Information shown:
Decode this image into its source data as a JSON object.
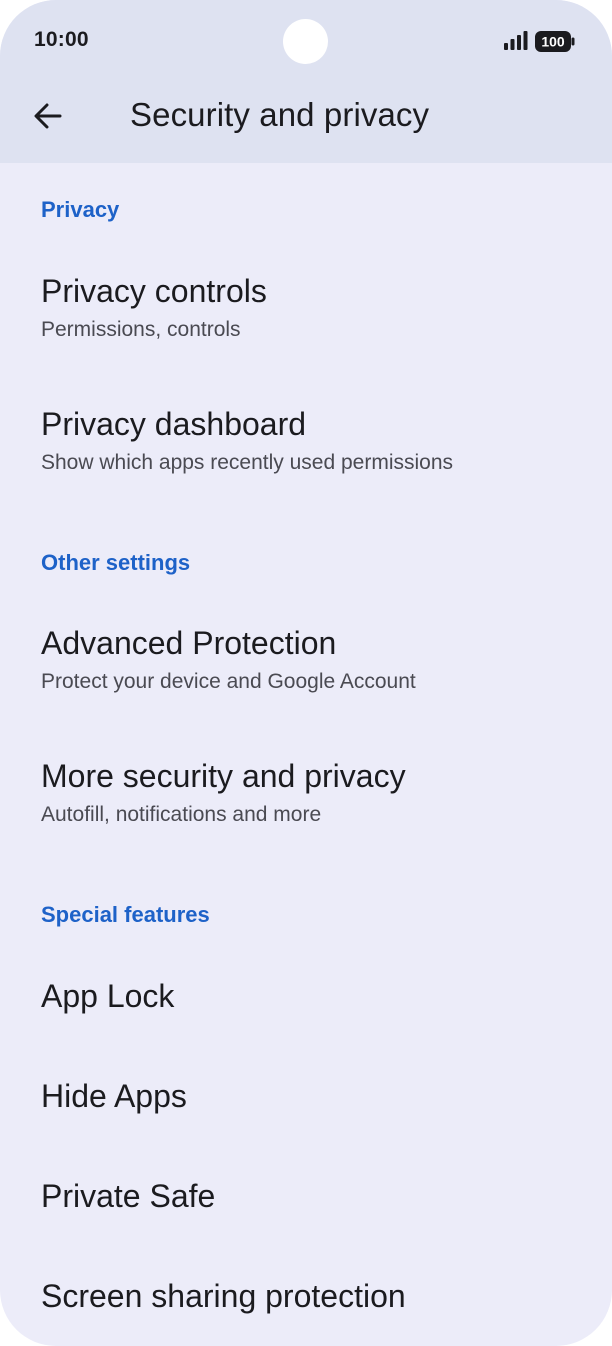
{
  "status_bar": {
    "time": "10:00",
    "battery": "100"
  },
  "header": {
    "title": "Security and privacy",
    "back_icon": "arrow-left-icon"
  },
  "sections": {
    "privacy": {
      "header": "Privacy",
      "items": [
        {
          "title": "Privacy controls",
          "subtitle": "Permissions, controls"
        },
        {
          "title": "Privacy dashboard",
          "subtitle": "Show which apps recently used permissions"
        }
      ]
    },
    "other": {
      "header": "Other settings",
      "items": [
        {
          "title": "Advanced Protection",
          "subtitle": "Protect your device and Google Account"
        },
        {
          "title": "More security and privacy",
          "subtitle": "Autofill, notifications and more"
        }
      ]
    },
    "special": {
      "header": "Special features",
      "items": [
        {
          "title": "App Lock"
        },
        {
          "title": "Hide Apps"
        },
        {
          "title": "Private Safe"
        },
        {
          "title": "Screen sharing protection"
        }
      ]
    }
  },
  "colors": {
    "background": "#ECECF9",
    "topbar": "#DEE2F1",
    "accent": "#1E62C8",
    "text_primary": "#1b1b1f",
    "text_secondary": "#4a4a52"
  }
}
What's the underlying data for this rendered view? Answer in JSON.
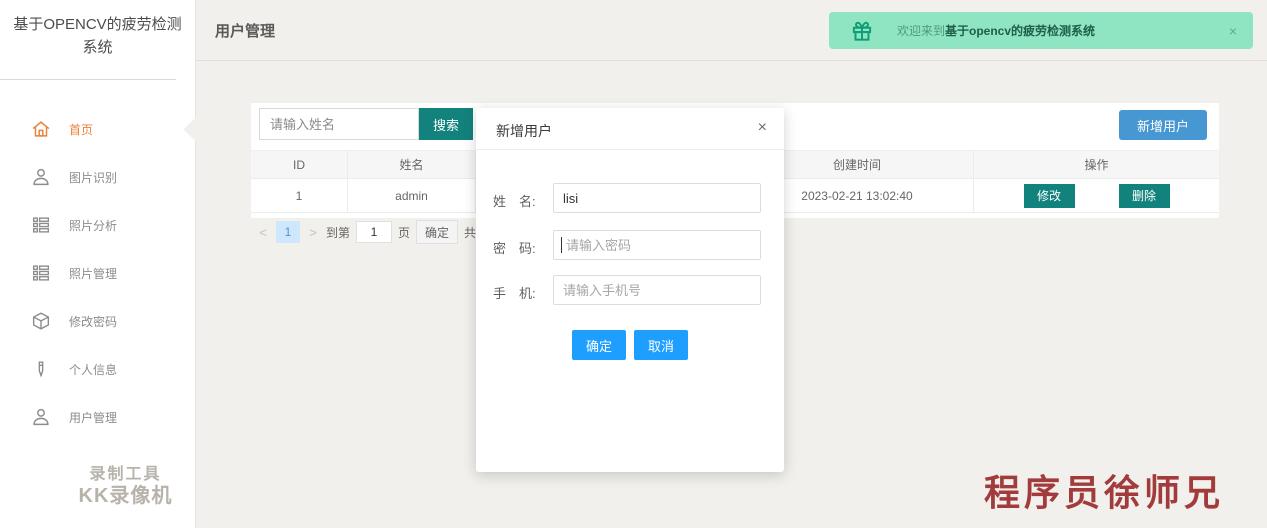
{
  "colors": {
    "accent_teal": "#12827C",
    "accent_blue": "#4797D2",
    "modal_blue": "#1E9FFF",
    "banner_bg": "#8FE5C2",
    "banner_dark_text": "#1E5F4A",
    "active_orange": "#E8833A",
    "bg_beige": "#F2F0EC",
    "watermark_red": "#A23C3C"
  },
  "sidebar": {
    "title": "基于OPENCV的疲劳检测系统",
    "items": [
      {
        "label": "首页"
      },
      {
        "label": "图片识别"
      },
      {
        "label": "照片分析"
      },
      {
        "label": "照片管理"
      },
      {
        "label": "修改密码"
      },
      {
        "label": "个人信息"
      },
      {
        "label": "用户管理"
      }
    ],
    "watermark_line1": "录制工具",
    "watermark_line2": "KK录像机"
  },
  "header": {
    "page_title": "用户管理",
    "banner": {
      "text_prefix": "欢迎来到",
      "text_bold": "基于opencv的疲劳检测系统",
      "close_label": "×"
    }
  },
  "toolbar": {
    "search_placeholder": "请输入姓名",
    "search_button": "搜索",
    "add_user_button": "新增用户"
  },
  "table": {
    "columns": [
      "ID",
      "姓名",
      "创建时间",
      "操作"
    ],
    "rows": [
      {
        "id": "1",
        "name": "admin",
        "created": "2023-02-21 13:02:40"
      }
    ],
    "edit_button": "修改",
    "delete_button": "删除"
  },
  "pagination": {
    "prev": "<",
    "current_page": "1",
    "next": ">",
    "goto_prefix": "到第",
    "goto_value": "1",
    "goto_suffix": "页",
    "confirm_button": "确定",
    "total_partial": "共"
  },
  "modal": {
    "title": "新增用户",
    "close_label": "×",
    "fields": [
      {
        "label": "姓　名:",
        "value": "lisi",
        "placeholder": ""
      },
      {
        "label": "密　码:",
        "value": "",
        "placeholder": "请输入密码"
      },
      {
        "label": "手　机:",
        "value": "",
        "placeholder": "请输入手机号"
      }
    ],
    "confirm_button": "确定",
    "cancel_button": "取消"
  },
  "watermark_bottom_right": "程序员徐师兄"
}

Requirements: Show every line that contains the word "data".

Expected output:
Decode this image into its source data as a JSON object.
What's the underlying data for this rendered view? Answer in JSON.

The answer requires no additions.